==== Data for this exercise

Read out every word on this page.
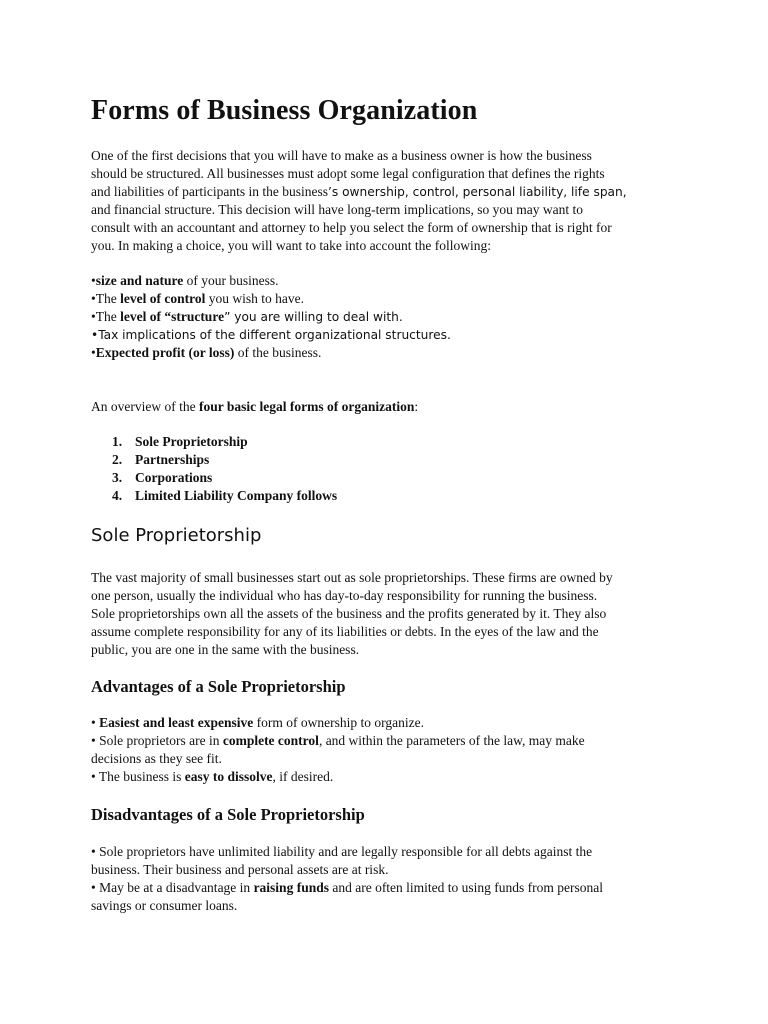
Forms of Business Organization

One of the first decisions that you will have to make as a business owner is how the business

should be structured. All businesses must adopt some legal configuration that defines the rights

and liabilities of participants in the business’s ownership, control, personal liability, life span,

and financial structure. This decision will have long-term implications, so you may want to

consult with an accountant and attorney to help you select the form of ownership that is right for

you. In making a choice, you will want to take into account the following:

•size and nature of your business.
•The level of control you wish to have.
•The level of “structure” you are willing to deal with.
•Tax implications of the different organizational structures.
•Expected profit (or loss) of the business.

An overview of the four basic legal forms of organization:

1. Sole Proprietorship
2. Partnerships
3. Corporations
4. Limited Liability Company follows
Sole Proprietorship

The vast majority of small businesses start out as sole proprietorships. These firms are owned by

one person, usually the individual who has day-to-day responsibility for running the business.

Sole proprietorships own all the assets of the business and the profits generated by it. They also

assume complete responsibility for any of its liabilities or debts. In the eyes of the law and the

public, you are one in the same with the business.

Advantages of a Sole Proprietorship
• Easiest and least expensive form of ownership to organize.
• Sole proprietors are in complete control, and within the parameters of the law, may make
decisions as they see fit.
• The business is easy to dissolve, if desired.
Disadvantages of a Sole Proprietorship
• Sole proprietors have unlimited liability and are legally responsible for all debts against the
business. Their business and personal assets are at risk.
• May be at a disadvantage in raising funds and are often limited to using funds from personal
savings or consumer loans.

========

**Request:**
Scan the data for the word "debts" and copy every line where it shows up.

**Output of the exercise:**
assume complete responsibility for any of its liabilities or debts. In the eyes of the law and the
• Sole proprietors have unlimited liability and are legally responsible for all debts against the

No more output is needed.